Omit images. Retype all entries verbatim.
# Start of DATA
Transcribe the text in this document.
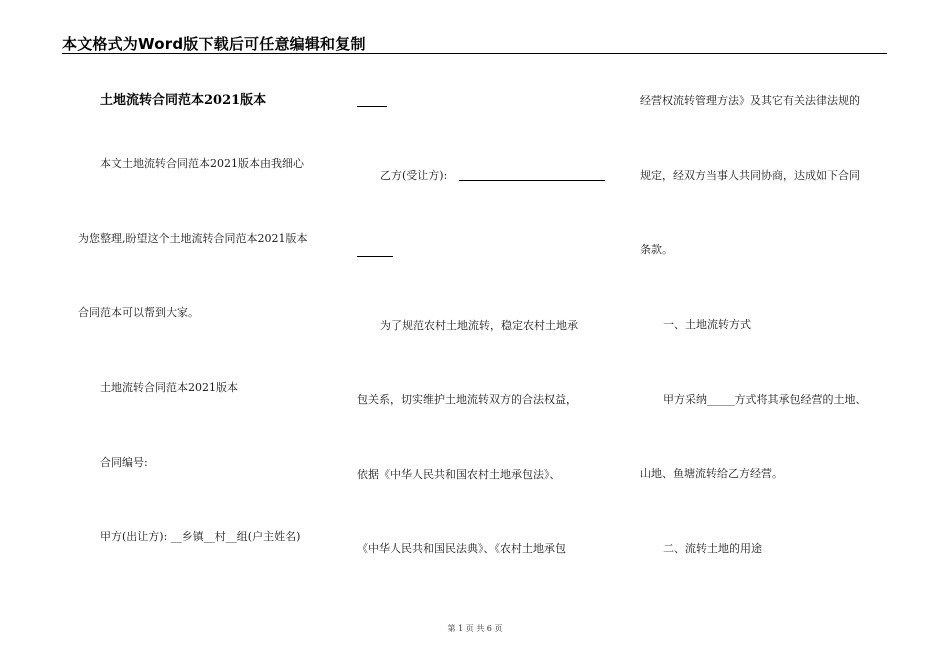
本文格式为Word版下载后可任意编辑和复制
土地流转合同范本2021版本
本文土地流转合同范本2021版本由我细心
为您整理,盼望这个土地流转合同范本2021版本
合同范本可以帮到大家。
土地流转合同范本2021版本
合同编号:
甲方(出让方): __乡镇__村__组(户主姓名)
乙方(受让方):
为了规范农村土地流转，稳定农村土地承
包关系，切实维护土地流转双方的合法权益，
依据《中华人民共和国农村土地承包法》、
《中华人民共和国民法典》、《农村土地承包
经营权流转管理方法》及其它有关法律法规的
规定，经双方当事人共同协商，达成如下合同
条款。
一、土地流转方式
甲方采纳_____方式将其承包经营的土地、
山地、鱼塘流转给乙方经营。
二、流转土地的用途
第 1 页 共 6 页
# End of DATA
## [SOLUTION TO THIS TASK]
Transcribe the text in this document.
本文格式为Word版下载后可任意编辑和复制
土地流转合同范本2021版本
本文土地流转合同范本2021版本由我细心
为您整理,盼望这个土地流转合同范本2021版本
合同范本可以帮到大家。
土地流转合同范本2021版本
合同编号:
甲方(出让方): __乡镇__村__组(户主姓名)
乙方(受让方):
为了规范农村土地流转，稳定农村土地承
包关系，切实维护土地流转双方的合法权益，
依据《中华人民共和国农村土地承包法》、
《中华人民共和国民法典》、《农村土地承包
经营权流转管理方法》及其它有关法律法规的
规定，经双方当事人共同协商，达成如下合同
条款。
一、土地流转方式
甲方采纳_____方式将其承包经营的土地、
山地、鱼塘流转给乙方经营。
二、流转土地的用途
第 1 页 共 6 页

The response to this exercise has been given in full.